SET PROBLEM |
How many lines in the records below contain the string "arrow"? Case matters, and the reply should be the number alone.

Element boundary records
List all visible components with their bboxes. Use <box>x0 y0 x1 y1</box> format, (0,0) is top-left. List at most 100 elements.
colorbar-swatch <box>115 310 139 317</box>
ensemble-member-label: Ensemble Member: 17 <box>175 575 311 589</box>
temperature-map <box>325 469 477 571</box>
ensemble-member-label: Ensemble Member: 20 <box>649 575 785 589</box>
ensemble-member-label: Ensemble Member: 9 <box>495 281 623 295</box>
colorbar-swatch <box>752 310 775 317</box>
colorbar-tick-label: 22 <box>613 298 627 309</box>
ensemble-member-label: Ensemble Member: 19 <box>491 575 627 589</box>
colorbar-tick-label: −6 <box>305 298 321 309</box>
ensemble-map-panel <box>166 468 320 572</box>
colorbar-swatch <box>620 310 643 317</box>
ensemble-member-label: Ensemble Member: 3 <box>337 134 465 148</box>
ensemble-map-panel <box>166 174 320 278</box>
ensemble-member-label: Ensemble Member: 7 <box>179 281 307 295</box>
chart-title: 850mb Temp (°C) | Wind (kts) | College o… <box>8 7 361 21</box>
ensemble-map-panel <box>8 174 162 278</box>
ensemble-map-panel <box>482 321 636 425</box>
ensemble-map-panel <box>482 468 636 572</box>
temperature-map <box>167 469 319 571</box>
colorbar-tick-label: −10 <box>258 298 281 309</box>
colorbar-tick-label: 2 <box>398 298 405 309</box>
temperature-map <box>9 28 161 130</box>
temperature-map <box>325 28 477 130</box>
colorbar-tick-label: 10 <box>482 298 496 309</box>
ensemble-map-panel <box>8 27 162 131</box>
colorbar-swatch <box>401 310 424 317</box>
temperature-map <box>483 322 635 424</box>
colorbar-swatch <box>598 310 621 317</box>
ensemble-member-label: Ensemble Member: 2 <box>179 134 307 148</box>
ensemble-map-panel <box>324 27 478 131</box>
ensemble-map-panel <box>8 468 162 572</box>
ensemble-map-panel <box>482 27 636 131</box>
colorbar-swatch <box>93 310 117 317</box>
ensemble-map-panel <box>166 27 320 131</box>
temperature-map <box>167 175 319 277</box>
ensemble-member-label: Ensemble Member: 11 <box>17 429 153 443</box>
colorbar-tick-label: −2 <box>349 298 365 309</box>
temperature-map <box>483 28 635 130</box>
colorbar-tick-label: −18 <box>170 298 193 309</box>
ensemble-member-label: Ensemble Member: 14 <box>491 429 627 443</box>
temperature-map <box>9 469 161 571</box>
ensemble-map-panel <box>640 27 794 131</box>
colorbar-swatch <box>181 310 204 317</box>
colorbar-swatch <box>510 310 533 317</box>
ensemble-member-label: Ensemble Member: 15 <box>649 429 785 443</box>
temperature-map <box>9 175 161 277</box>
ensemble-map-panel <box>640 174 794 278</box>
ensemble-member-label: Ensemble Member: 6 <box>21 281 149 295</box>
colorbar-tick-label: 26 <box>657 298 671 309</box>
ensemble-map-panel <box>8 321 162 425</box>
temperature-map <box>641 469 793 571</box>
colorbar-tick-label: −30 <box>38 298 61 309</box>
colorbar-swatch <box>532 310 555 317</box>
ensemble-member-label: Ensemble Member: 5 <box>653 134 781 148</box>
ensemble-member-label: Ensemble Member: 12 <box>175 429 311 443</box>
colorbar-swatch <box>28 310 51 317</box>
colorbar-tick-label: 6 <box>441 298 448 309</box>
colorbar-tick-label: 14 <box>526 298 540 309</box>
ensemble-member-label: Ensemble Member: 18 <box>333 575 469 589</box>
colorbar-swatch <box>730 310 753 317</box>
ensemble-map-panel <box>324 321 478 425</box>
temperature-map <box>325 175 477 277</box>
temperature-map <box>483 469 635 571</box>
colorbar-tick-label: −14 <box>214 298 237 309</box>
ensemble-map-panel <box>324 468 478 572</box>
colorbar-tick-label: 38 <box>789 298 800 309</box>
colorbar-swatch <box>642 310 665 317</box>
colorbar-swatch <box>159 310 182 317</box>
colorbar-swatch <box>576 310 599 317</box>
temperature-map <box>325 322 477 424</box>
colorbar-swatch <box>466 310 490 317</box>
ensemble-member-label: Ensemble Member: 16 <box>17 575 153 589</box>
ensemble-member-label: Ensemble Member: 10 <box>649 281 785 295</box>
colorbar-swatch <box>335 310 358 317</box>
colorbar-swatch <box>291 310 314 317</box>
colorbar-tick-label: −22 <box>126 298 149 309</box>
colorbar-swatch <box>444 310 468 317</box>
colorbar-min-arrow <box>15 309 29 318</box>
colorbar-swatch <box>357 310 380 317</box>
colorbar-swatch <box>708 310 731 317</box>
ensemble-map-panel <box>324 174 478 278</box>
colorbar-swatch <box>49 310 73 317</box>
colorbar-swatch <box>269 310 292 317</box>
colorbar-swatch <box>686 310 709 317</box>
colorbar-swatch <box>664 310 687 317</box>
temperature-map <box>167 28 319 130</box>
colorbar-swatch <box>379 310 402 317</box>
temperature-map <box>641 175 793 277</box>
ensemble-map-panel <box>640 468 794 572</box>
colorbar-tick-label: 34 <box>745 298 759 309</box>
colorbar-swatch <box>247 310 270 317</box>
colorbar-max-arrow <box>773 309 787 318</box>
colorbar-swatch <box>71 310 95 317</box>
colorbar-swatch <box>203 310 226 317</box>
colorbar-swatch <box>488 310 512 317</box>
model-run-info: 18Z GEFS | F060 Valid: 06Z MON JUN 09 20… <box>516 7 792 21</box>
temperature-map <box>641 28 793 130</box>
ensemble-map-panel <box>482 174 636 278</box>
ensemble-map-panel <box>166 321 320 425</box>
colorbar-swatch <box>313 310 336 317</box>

ANSWER |
2